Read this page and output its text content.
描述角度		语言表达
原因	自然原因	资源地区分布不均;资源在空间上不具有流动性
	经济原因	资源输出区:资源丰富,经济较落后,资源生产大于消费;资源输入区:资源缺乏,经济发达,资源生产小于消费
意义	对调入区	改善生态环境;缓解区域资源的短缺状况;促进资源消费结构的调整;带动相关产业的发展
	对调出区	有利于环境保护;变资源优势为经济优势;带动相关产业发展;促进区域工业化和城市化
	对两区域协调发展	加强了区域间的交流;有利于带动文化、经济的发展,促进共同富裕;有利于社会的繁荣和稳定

+-------+

(EXERCISE INSTRUCTIONS):
Please give back all of the records exactly as written.

(WRITTEN RESPONSE):
Read this page and output its text content.
描述角度		语言表达
原因	自然原因	资源地区分布不均;资源在空间上不具有流动性
	经济原因	资源输出区:资源丰富,经济较落后,资源生产大于消费;资源输入区:资源缺乏,经济发达,资源生产小于消费
意义	对调入区	改善生态环境;缓解区域资源的短缺状况;促进资源消费结构的调整;带动相关产业的发展
	对调出区	有利于环境保护;变资源优势为经济优势;带动相关产业发展;促进区域工业化和城市化
	对两区域协调发展	加强了区域间的交流;有利于带动文化、经济的发展,促进共同富裕;有利于社会的繁荣和稳定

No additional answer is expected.